▸ **Task**
Copy each line below in which the string "following" appears.

Data records
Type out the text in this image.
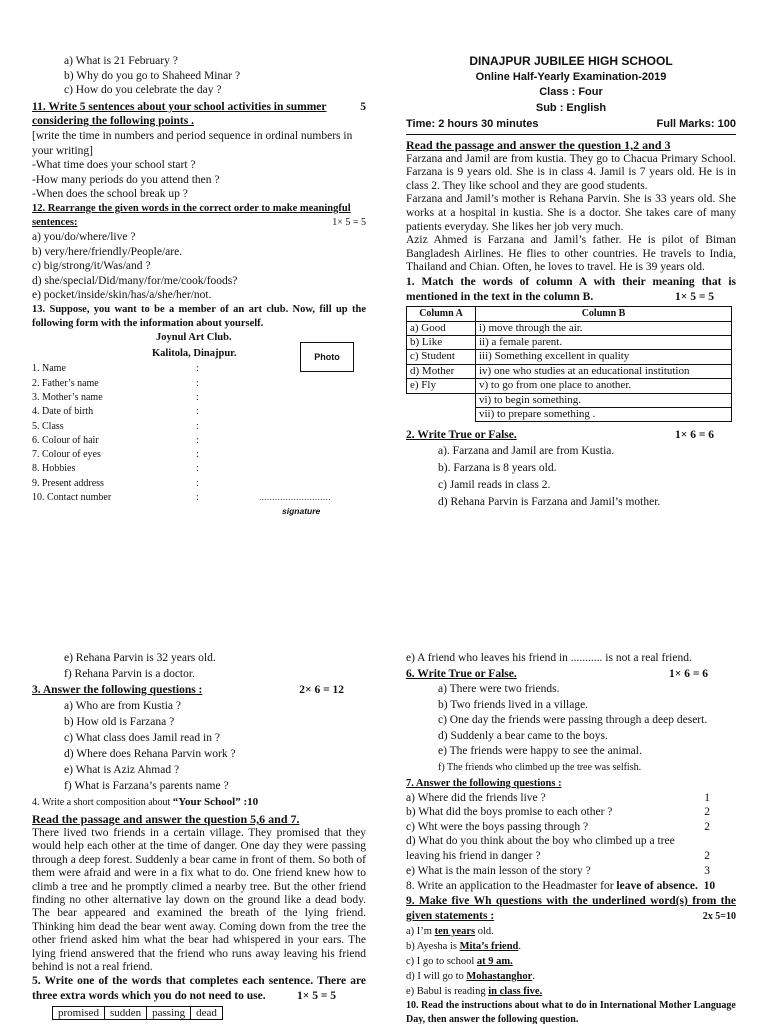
a) What is 21 February ?
b) Why do you go to Shaheed Minar ?
c) How do you celebrate the day ?
11. Write 5 sentences about your school activities in summer considering the following points .
5
[write the time in numbers and period sequence in ordinal numbers in your writing]
-What time does your school start ?
-How many periods do you attend then ?
-When does the school break up ?
12. Rearrange the given words in the correct order to make meaningful sentences:	1× 5 = 5
a) you/do/where/live ?
b) very/here/friendly/People/are.
c) big/strong/it/Was/and ?
d) she/special/Did/many/for/me/cook/foods?
e) pocket/inside/skin/has/a/she/her/not.
13. Suppose, you want to be a member of an art club. Now, fill up the following form with the information about yourself.
Joynul Art Club.
Kalitola, Dinajpur.	Photo
1. Name	:
2. Father’s name	:
3. Mother’s name	:
4. Date of birth	:
5. Class	:
6. Colour of hair	:
7. Colour of eyes	:
8. Hobbies	:
9. Present address	:
10. Contact number	:	………………………
signature
DINAJPUR JUBILEE HIGH SCHOOL
Online Half-Yearly Examination-2019
Class : Four
Sub : English
Time: 2 hours 30 minutes	Full Marks: 100
Read the passage and answer the question 1,2 and 3
Farzana and Jamil are from kustia. They go to Chacua Primary School. Farzana is 9 years old. She is in class 4. Jamil is 7 years old. He is in class 2. They like school and they are good students.
Farzana and Jamil’s mother is Rehana Parvin. She is 33 years old. She works at a hospital in kustia. She is a doctor. She takes care of many patients everyday. She likes her job very much.
Aziz Ahmed is Farzana and Jamil’s father. He is pilot of Biman Bangladesh Airlines. He flies to other countries. He travels to India, Thailand and Chian. Often, he loves to travel. He is 39 years old.
1. Match the words of column A with their meaning that is mentioned in the text in the column B.	1× 5 = 5
Column A	Column B
a) Good	i) move through the air.
b) Like	ii) a female parent.
c) Student	iii) Something excellent in quality
d) Mother	iv) one who studies at an educational institution
e) Fly	v) to go from one place to another.
	vi) to begin something.
	vii) to prepare something .
2. Write True or False.	1× 6 = 6
a). Farzana and Jamil are from Kustia.
b). Farzana is 8 years old.
c) Jamil reads in class 2.
d) Rehana Parvin is Farzana and Jamil’s mother.
e) Rehana Parvin is 32 years old.
f) Rehana Parvin is a doctor.
3. Answer the following questions :	2× 6 = 12
a) Who are from Kustia ?
b) How old is Farzana ?
c) What class does Jamil read in ?
d) Where does Rehana Parvin work ?
e) What is Aziz Ahmad ?
f) What is Farzana’s parents name ?
4. Write a short composition about “Your School” :10
Read the passage and answer the question 5,6 and 7.
There lived two friends in a certain village. They promised that they would help each other at the time of danger. One day they were passing through a deep forest. Suddenly a bear came in front of them. So both of them were afraid and were in a fix what to do. One friend knew how to climb a tree and he promptly climed a nearby tree. But the other friend finding no other alternative lay down on the ground like a dead body. The bear appeared and examined the breath of the lying friend. Thinking him dead the bear went away. Coming down from the tree the other friend asked him what the bear had whispered in your ears. The lying friend answered that the friend who runs away leaving his friend behind is not a real friend.
5. Write one of the words that completes each sentence. There are three extra words which you do not need to use.	1× 5 = 5
promised	sudden	passing	dead
e) A friend who leaves his friend in ........... is not a real friend.
6. Write True or False.	1× 6 = 6
a) There were two friends.
b) Two friends lived in a village.
c) One day the friends were passing through a deep desert.
d) Suddenly a bear came to the boys.
e) The friends were happy to see the animal.
f) The friends who climbed up the tree was selfish.
7. Answer the following questions :
a) Where did the friends live ?	1
b) What did the boys promise to each other ?	2
c) Wht were the boys passing through ?	2
d) What do you think about the boy who climbed up a tree leaving his friend in danger ?	2
e) What is the main lesson of the story ?	3
8. Write an application to the Headmaster for leave of absence. 10
9. Make five Wh questions with the underlined word(s) from the given statements :	2x 5=10
a) I’m ten years old.
b) Ayesha is Mita’s friend.
c) I go to school at 9 am.
d) I will go to Mohastanghor.
e) Babul is reading in class five.
10. Read the instructions about what to do in International Mother Language Day, then answer the following question.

▸ **Output below**
11. Write 5 sentences about your school activities in summer considering the following points .
13. Suppose, you want to be a member of an art club. Now, fill up the following form with the information about yourself.
3. Answer the following questions :	2× 6 = 12
7. Answer the following questions :
10. Read the instructions about what to do in International Mother Language Day, then answer the following question.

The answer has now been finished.